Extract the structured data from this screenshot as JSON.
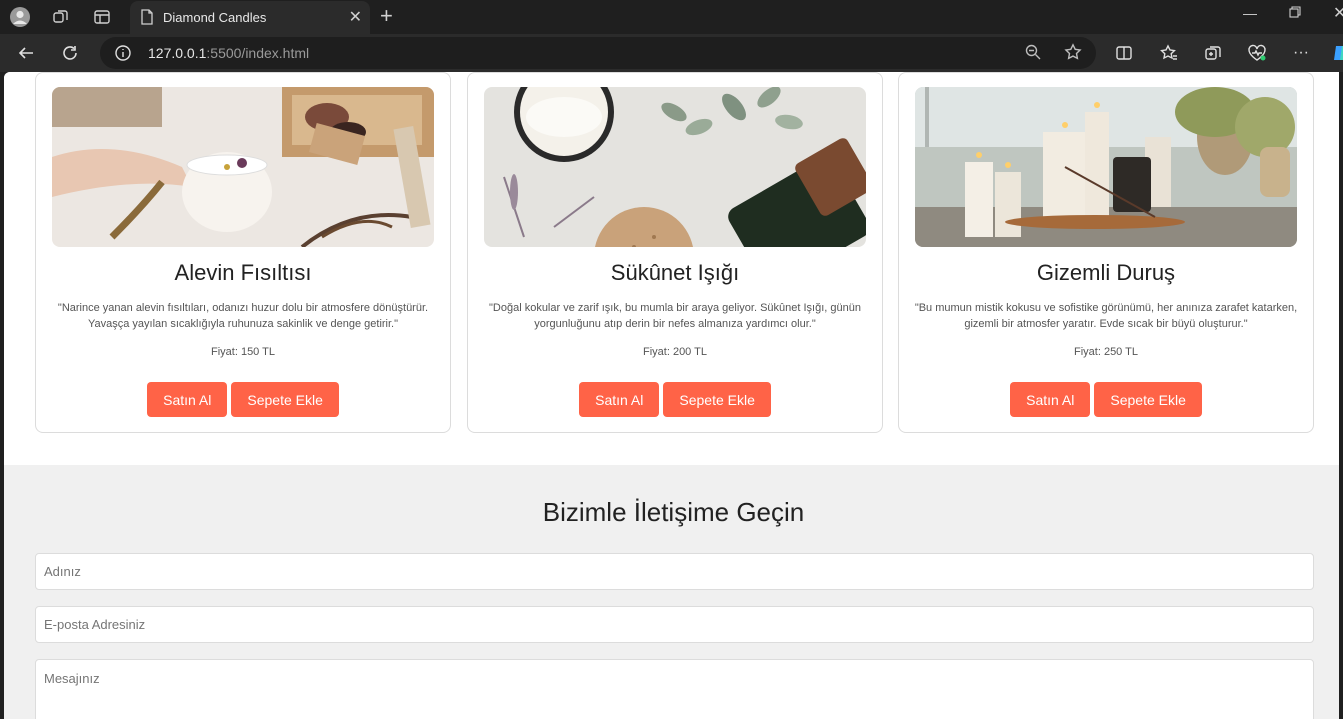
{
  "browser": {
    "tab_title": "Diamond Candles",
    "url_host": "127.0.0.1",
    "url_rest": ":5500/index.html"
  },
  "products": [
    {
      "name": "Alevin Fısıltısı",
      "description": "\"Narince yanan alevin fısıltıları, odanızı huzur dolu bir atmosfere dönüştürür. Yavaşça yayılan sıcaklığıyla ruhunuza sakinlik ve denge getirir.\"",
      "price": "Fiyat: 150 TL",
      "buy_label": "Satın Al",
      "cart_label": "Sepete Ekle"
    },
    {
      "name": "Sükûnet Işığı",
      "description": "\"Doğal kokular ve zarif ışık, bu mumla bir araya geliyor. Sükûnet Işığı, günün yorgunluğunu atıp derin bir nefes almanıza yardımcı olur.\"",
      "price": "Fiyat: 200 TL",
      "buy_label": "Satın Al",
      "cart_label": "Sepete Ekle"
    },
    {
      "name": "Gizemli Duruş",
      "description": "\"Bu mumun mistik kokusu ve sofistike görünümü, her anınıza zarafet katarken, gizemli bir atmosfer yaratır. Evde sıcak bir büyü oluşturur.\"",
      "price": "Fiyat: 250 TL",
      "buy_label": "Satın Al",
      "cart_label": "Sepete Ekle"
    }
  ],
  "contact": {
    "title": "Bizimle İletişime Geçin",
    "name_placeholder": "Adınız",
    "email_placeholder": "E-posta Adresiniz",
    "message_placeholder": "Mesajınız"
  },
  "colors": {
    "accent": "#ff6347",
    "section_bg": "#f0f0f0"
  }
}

+++

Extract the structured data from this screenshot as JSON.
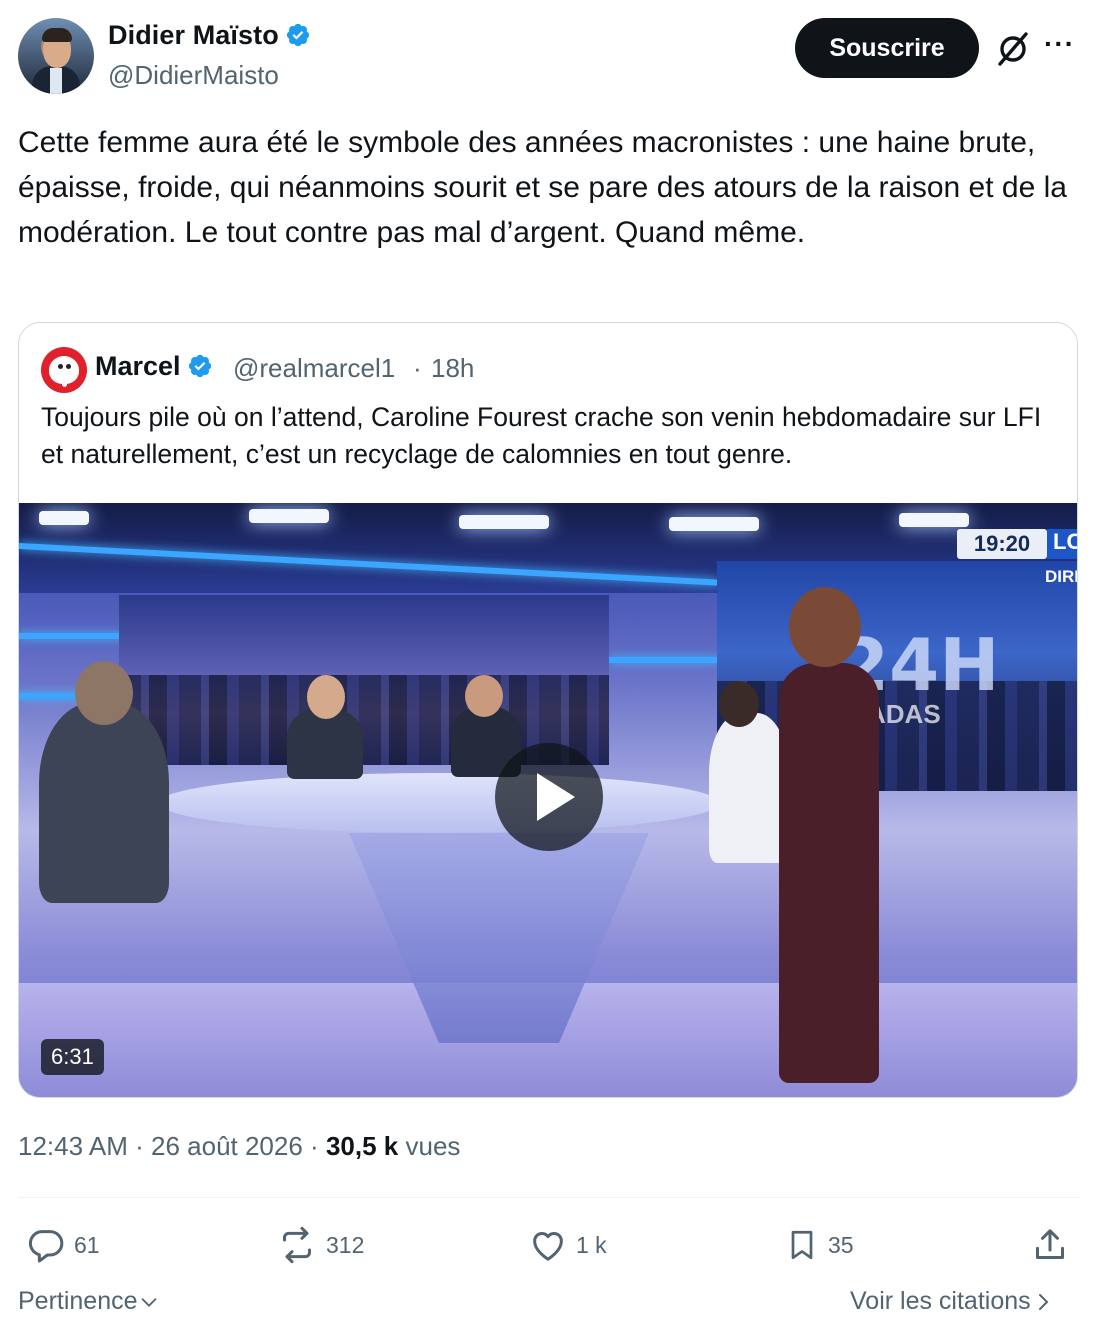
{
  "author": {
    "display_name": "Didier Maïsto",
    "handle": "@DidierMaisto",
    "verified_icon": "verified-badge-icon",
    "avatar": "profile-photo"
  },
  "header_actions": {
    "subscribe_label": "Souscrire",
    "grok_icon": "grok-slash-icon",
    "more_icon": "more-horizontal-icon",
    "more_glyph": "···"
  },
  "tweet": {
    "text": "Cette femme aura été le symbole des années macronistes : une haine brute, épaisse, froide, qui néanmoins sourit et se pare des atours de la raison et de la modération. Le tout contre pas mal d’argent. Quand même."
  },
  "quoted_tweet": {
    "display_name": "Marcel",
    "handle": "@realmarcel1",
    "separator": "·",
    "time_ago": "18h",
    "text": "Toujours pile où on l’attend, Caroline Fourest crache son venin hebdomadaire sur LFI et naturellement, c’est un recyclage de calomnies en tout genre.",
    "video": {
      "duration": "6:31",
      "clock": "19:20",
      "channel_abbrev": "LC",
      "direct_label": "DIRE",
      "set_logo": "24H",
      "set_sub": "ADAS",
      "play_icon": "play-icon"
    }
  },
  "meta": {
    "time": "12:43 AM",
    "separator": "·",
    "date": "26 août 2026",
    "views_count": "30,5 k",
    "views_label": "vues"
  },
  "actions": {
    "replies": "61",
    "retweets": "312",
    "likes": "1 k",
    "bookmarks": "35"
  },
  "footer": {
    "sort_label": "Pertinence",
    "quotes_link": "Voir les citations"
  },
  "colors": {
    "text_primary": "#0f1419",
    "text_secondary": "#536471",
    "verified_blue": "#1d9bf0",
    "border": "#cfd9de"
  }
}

+++

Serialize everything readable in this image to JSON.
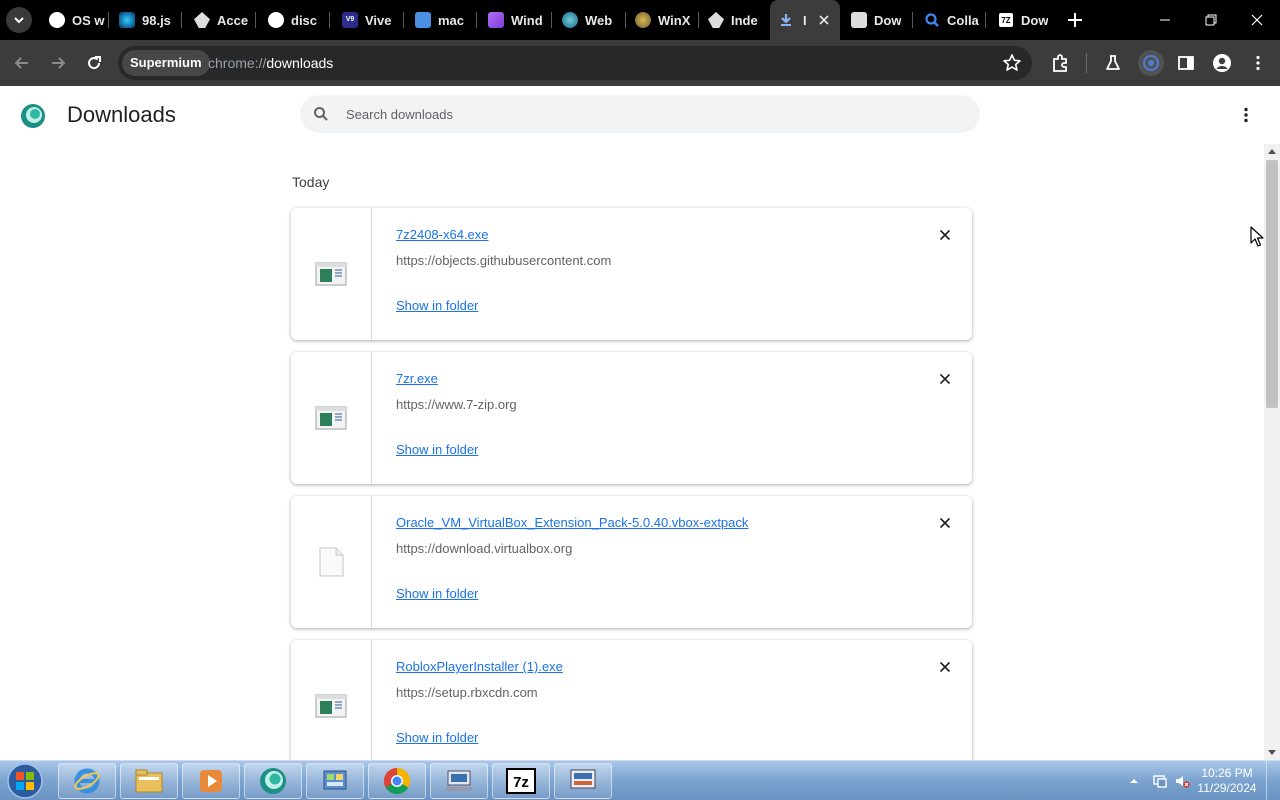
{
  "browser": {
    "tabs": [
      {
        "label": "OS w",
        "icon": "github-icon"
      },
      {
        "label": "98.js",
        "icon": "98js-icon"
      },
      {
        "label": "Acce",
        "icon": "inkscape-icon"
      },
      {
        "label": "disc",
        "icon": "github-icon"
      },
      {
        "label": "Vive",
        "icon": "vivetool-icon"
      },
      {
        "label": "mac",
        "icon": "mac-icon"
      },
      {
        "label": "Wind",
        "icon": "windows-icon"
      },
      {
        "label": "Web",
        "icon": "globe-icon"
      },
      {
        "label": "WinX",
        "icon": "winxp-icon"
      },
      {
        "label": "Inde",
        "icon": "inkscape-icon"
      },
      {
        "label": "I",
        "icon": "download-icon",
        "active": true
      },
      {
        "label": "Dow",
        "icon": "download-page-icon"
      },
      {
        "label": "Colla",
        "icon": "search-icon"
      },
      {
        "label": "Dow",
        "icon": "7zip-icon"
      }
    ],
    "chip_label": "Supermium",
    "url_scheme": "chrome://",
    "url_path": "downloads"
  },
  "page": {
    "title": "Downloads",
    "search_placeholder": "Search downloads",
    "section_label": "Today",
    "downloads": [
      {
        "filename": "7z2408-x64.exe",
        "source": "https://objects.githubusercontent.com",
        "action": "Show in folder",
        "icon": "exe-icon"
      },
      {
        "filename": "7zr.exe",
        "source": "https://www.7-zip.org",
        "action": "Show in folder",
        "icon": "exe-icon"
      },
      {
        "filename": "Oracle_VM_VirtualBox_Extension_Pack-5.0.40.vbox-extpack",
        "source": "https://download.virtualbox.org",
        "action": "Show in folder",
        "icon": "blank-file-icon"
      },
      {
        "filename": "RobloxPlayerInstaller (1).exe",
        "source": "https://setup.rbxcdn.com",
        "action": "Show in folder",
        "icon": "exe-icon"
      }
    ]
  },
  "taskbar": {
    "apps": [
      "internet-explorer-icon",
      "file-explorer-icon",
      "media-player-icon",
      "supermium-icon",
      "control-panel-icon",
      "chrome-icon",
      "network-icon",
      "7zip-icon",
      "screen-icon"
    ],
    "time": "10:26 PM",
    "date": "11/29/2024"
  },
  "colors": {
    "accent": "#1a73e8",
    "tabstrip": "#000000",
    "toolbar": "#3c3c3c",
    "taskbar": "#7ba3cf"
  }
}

+++

● Task details
Say the number of lines in the listing that hold "Fiyat", with no added words.

● Answer for this exercise
3